§ WHAT YOU NEED TO DO:
Go through the entries and transcribe each one exactly, dropping the pictures.

Extracted records:
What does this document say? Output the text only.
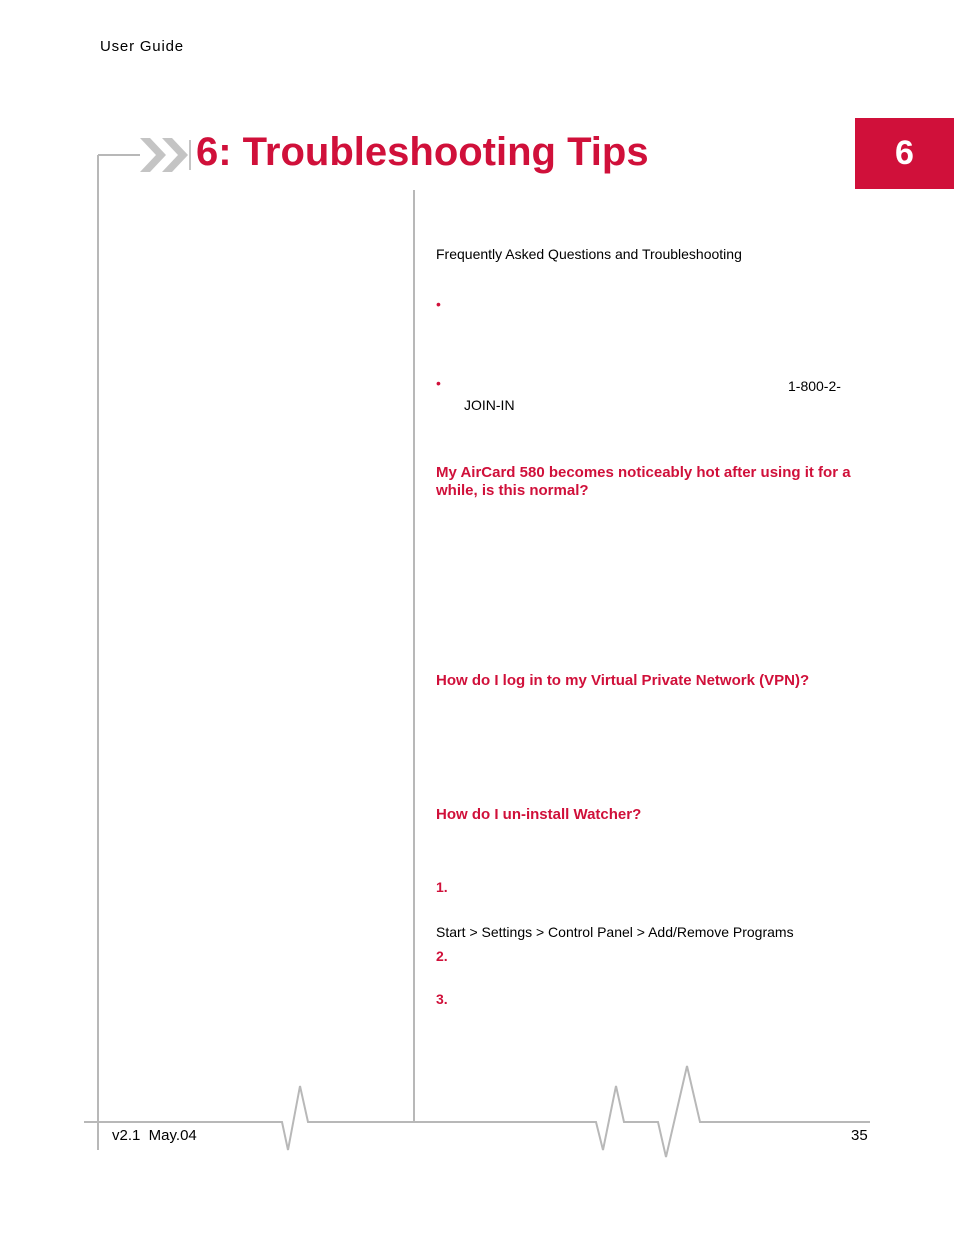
User Guide
6: Troubleshooting Tips	6
Frequently Asked Questions and Troubleshooting
•
•	1-800-2-
JOIN-IN
My AirCard 580 becomes noticeably hot after using it for a
while, is this normal?
How do I log in to my Virtual Private Network (VPN)?
How do I un-install Watcher?
1.
Start > Settings > Control Panel > Add/Remove Programs
2.
3.
v2.1  May.04	35
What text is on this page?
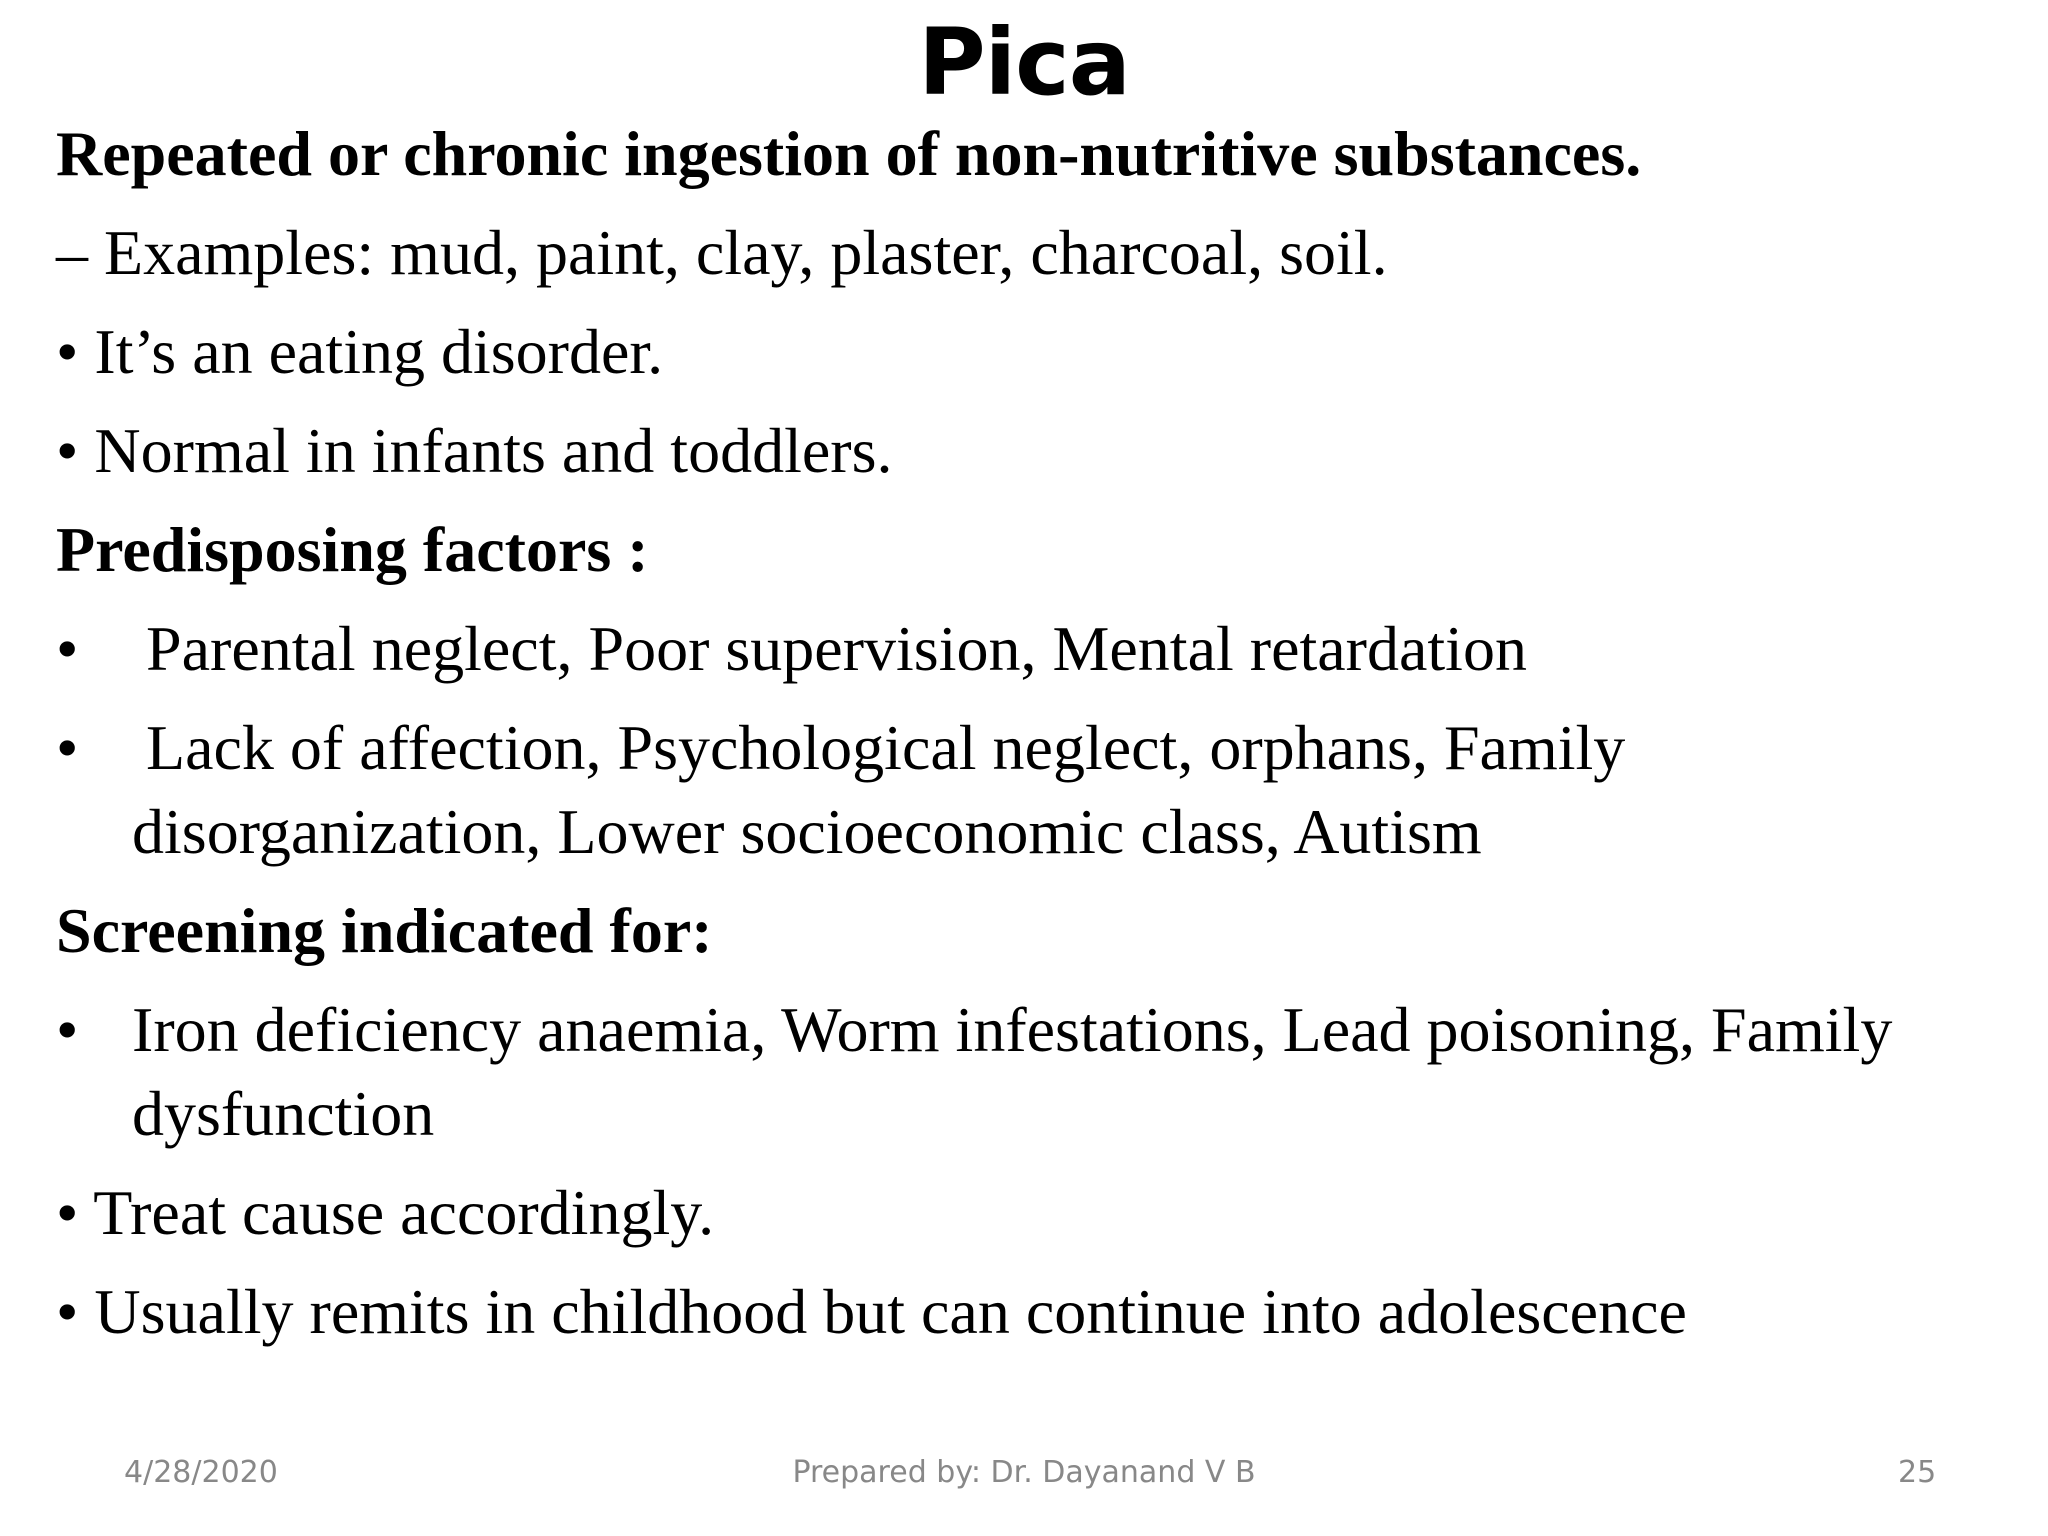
Pica

Repeated or chronic ingestion of non-nutritive substances.

– Examples: mud, paint, clay, plaster, charcoal, soil.

• It’s an eating disorder.

• Normal in infants and toddlers.

Predisposing factors :

•	Parental neglect, Poor supervision, Mental retardation
•	Lack of affection, Psychological neglect, orphans, Family
disorganization, Lower socioeconomic class, Autism

Screening indicated for:

• Iron deficiency anaemia, Worm infestations, Lead poisoning, Family
dysfunction

• Treat cause accordingly.

• Usually remits in childhood but can continue into adolescence

4/28/2020	Prepared by: Dr. Dayanand V B	25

§ RESPONSE:
What does this document say? Output the text only.
User Guide
6: Troubleshooting Tips	6
Frequently Asked Questions and Troubleshooting
•
•	1-800-2-
JOIN-IN
My AirCard 580 becomes noticeably hot after using it for a
while, is this normal?
How do I log in to my Virtual Private Network (VPN)?
How do I un-install Watcher?
1.
Start > Settings > Control Panel > Add/Remove Programs
2.
3.
v2.1  May.04	35
What text is on this page?
Pica

Repeated or chronic ingestion of non-nutritive substances.

– Examples: mud, paint, clay, plaster, charcoal, soil.

• It’s an eating disorder.

• Normal in infants and toddlers.

Predisposing factors :

•	Parental neglect, Poor supervision, Mental retardation
•	Lack of affection, Psychological neglect, orphans, Family
disorganization, Lower socioeconomic class, Autism

Screening indicated for:

• Iron deficiency anaemia, Worm infestations, Lead poisoning, Family
dysfunction

• Treat cause accordingly.

• Usually remits in childhood but can continue into adolescence

4/28/2020	Prepared by: Dr. Dayanand V B	25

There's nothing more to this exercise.